Input data:
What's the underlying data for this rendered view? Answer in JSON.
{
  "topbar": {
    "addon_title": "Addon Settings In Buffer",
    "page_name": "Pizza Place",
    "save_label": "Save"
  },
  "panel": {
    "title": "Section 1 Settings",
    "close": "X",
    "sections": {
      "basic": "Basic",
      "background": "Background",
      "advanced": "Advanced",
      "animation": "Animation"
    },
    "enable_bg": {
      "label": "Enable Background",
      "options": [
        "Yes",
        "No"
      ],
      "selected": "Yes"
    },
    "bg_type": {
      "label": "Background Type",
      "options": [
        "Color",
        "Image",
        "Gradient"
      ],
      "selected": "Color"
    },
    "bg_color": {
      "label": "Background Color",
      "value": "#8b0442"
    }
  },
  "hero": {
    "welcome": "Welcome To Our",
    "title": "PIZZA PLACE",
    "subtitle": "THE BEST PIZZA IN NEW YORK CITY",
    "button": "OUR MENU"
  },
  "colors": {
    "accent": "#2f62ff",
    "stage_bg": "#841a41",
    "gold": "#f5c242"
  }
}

Problem statement:
Review the preceding data and report every line that includes the string "Background".

Answer to this problem:
      "background": "Background",
      "label": "Enable Background",
      "label": "Background Type",
      "label": "Background Color",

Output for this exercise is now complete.